Work instructions: Transcribe all the entries word for word, skipping the pictures.

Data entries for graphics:

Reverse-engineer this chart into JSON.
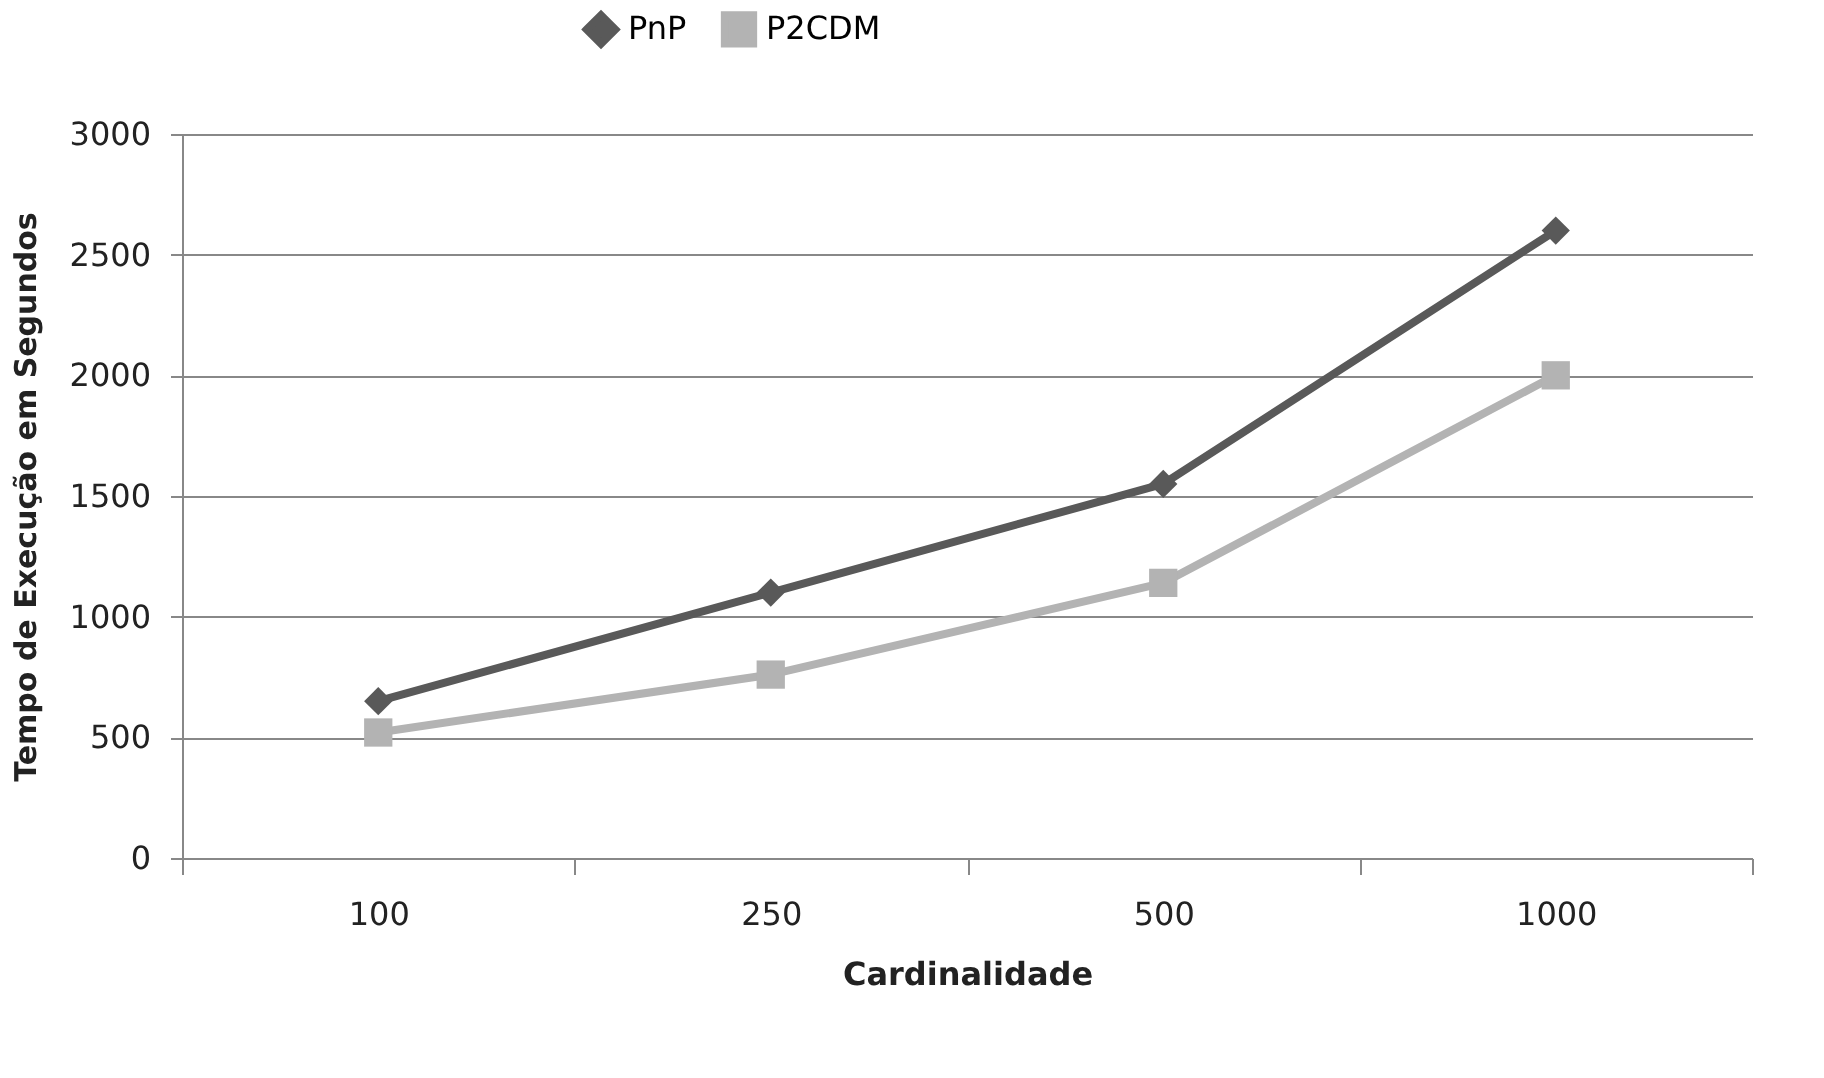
{
  "chart_data": {
    "type": "line",
    "xlabel": "Cardinalidade",
    "ylabel": "Tempo de Execução  em Segundos",
    "categories": [
      "100",
      "250",
      "500",
      "1000"
    ],
    "series": [
      {
        "name": "PnP",
        "color": "#595959",
        "marker": "diamond",
        "values": [
          650,
          1100,
          1550,
          2600
        ]
      },
      {
        "name": "P2CDM",
        "color": "#b3b3b3",
        "marker": "square",
        "values": [
          520,
          760,
          1140,
          2000
        ]
      }
    ],
    "ylim": [
      0,
      3000
    ],
    "yticks": [
      0,
      500,
      1000,
      1500,
      2000,
      2500,
      3000
    ],
    "grid": "y",
    "legend": "top",
    "line_style": "solid"
  }
}
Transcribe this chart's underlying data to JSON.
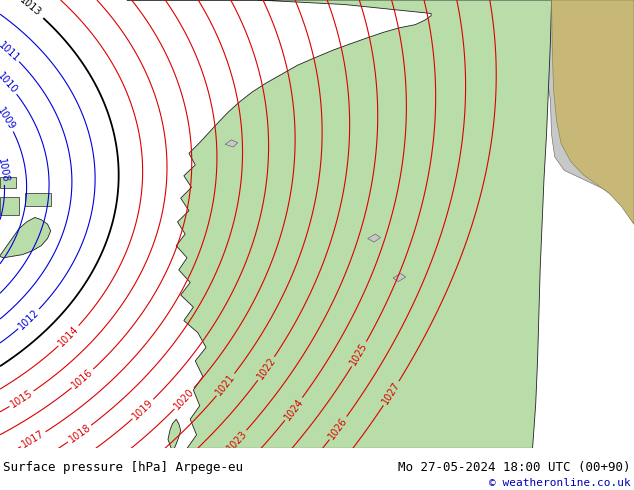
{
  "title_left": "Surface pressure [hPa] Arpege-eu",
  "title_right": "Mo 27-05-2024 18:00 UTC (00+90)",
  "copyright": "© weatheronline.co.uk",
  "fig_width": 6.34,
  "fig_height": 4.9,
  "dpi": 100,
  "map_bg_land": "#b8dda8",
  "map_bg_sea": "#d8d8d8",
  "map_bg_gray": "#c0b090",
  "map_bg_gray2": "#c8c8c8",
  "contour_blue_color": "#0000dd",
  "contour_red_color": "#dd0000",
  "contour_black_color": "#000000",
  "bottom_bar_color": "#e8f0e8",
  "bottom_bar_height": 0.085,
  "title_fontsize": 9,
  "copyright_fontsize": 8,
  "label_fontsize": 7
}
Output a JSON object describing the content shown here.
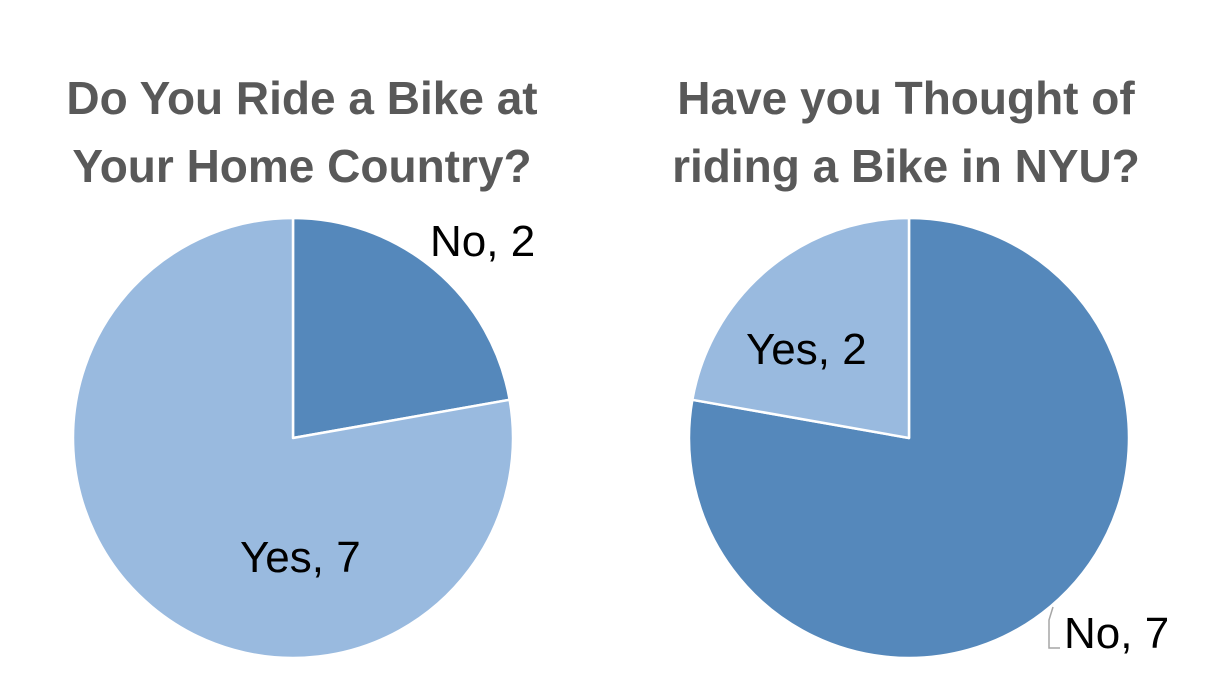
{
  "chart_data": [
    {
      "type": "pie",
      "title": "Do You Ride a Bike at\nYour Home Country?",
      "slices": [
        {
          "label": "No",
          "value": 2,
          "data_label": "No, 2",
          "color": "#5588bb"
        },
        {
          "label": "Yes",
          "value": 7,
          "data_label": "Yes, 7",
          "color": "#99badf"
        }
      ],
      "start_angle_deg": 0,
      "direction": "clockwise"
    },
    {
      "type": "pie",
      "title": "Have you Thought of\nriding a Bike in NYU?",
      "slices": [
        {
          "label": "No",
          "value": 7,
          "data_label": "No, 7",
          "color": "#5588bb"
        },
        {
          "label": "Yes",
          "value": 2,
          "data_label": "Yes, 2",
          "color": "#99badf"
        }
      ],
      "start_angle_deg": 0,
      "direction": "clockwise"
    }
  ]
}
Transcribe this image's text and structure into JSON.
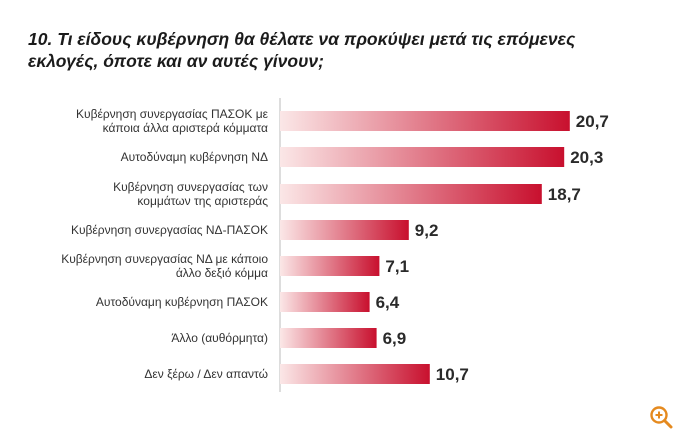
{
  "title": "10. Τι είδους κυβέρνηση θα θέλατε να προκύψει μετά τις επόμενες εκλογές, όποτε και αν αυτές γίνουν;",
  "zoom_icon": "zoom-in-icon",
  "colors": {
    "bar_start": "#fbe7e7",
    "bar_end": "#c8102e",
    "accent": "#e58a1f"
  },
  "chart_data": {
    "type": "bar",
    "orientation": "horizontal",
    "categories": [
      [
        "Κυβέρνηση συνεργασίας ΠΑΣΟΚ με",
        "κάποια άλλα αριστερά κόμματα"
      ],
      [
        "Αυτοδύναμη κυβέρνηση ΝΔ"
      ],
      [
        "Κυβέρνηση συνεργασίας των",
        "κομμάτων της αριστεράς"
      ],
      [
        "Κυβέρνηση συνεργασίας ΝΔ-ΠΑΣΟΚ"
      ],
      [
        "Κυβέρνηση συνεργασίας ΝΔ με κάποιο",
        "άλλο δεξιό κόμμα"
      ],
      [
        "Αυτοδύναμη κυβέρνηση ΠΑΣΟΚ"
      ],
      [
        "Άλλο (αυθόρμητα)"
      ],
      [
        "Δεν ξέρω / Δεν απαντώ"
      ]
    ],
    "values": [
      20.7,
      20.3,
      18.7,
      9.2,
      7.1,
      6.4,
      6.9,
      10.7
    ],
    "value_labels": [
      "20,7",
      "20,3",
      "18,7",
      "9,2",
      "7,1",
      "6,4",
      "6,9",
      "10,7"
    ],
    "xlim": [
      0,
      25
    ],
    "grid": false,
    "legend": "none"
  }
}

Reply to the exercise:
Reverse-engineer this chart into JSON.
{
  "chart_data": {
    "type": "line",
    "xlabel": "Cardinalidade",
    "ylabel": "Tempo de Execução  em Segundos",
    "categories": [
      "100",
      "250",
      "500",
      "1000"
    ],
    "series": [
      {
        "name": "PnP",
        "color": "#595959",
        "marker": "diamond",
        "values": [
          650,
          1100,
          1550,
          2600
        ]
      },
      {
        "name": "P2CDM",
        "color": "#b3b3b3",
        "marker": "square",
        "values": [
          520,
          760,
          1140,
          2000
        ]
      }
    ],
    "ylim": [
      0,
      3000
    ],
    "yticks": [
      0,
      500,
      1000,
      1500,
      2000,
      2500,
      3000
    ],
    "grid": "y",
    "legend": "top",
    "line_style": "solid"
  }
}
Transcribe this chart's underlying data to JSON.
{
  "title_left": "Surface pressure [hPa] Arpege-eu",
  "title_right": "Mo 27-05-2024 18:00 UTC (00+90)",
  "copyright": "© weatheronline.co.uk",
  "fig_width": 6.34,
  "fig_height": 4.9,
  "dpi": 100,
  "map_bg_land": "#b8dda8",
  "map_bg_sea": "#d8d8d8",
  "map_bg_gray": "#c0b090",
  "map_bg_gray2": "#c8c8c8",
  "contour_blue_color": "#0000dd",
  "contour_red_color": "#dd0000",
  "contour_black_color": "#000000",
  "bottom_bar_color": "#e8f0e8",
  "bottom_bar_height": 0.085,
  "title_fontsize": 9,
  "copyright_fontsize": 8,
  "label_fontsize": 7
}
Output a JSON object describing the content shown here.
{
  "chart_data": [
    {
      "type": "pie",
      "title": "Do You Ride a Bike at\nYour Home Country?",
      "slices": [
        {
          "label": "No",
          "value": 2,
          "data_label": "No, 2",
          "color": "#5588bb"
        },
        {
          "label": "Yes",
          "value": 7,
          "data_label": "Yes, 7",
          "color": "#99badf"
        }
      ],
      "start_angle_deg": 0,
      "direction": "clockwise"
    },
    {
      "type": "pie",
      "title": "Have you Thought of\nriding a Bike in NYU?",
      "slices": [
        {
          "label": "No",
          "value": 7,
          "data_label": "No, 7",
          "color": "#5588bb"
        },
        {
          "label": "Yes",
          "value": 2,
          "data_label": "Yes, 2",
          "color": "#99badf"
        }
      ],
      "start_angle_deg": 0,
      "direction": "clockwise"
    }
  ]
}
Transcribe this image's text and structure into JSON.
{
  "title": "10. Τι είδους κυβέρνηση θα θέλατε να προκύψει μετά τις επόμενες εκλογές, όποτε και αν αυτές γίνουν;",
  "zoom_icon": "zoom-in-icon",
  "colors": {
    "bar_start": "#fbe7e7",
    "bar_end": "#c8102e",
    "accent": "#e58a1f"
  },
  "chart_data": {
    "type": "bar",
    "orientation": "horizontal",
    "categories": [
      [
        "Κυβέρνηση συνεργασίας ΠΑΣΟΚ με",
        "κάποια άλλα αριστερά κόμματα"
      ],
      [
        "Αυτοδύναμη κυβέρνηση ΝΔ"
      ],
      [
        "Κυβέρνηση συνεργασίας των",
        "κομμάτων της αριστεράς"
      ],
      [
        "Κυβέρνηση συνεργασίας ΝΔ-ΠΑΣΟΚ"
      ],
      [
        "Κυβέρνηση συνεργασίας ΝΔ με κάποιο",
        "άλλο δεξιό κόμμα"
      ],
      [
        "Αυτοδύναμη κυβέρνηση ΠΑΣΟΚ"
      ],
      [
        "Άλλο (αυθόρμητα)"
      ],
      [
        "Δεν ξέρω / Δεν απαντώ"
      ]
    ],
    "values": [
      20.7,
      20.3,
      18.7,
      9.2,
      7.1,
      6.4,
      6.9,
      10.7
    ],
    "value_labels": [
      "20,7",
      "20,3",
      "18,7",
      "9,2",
      "7,1",
      "6,4",
      "6,9",
      "10,7"
    ],
    "xlim": [
      0,
      25
    ],
    "grid": false,
    "legend": "none"
  }
}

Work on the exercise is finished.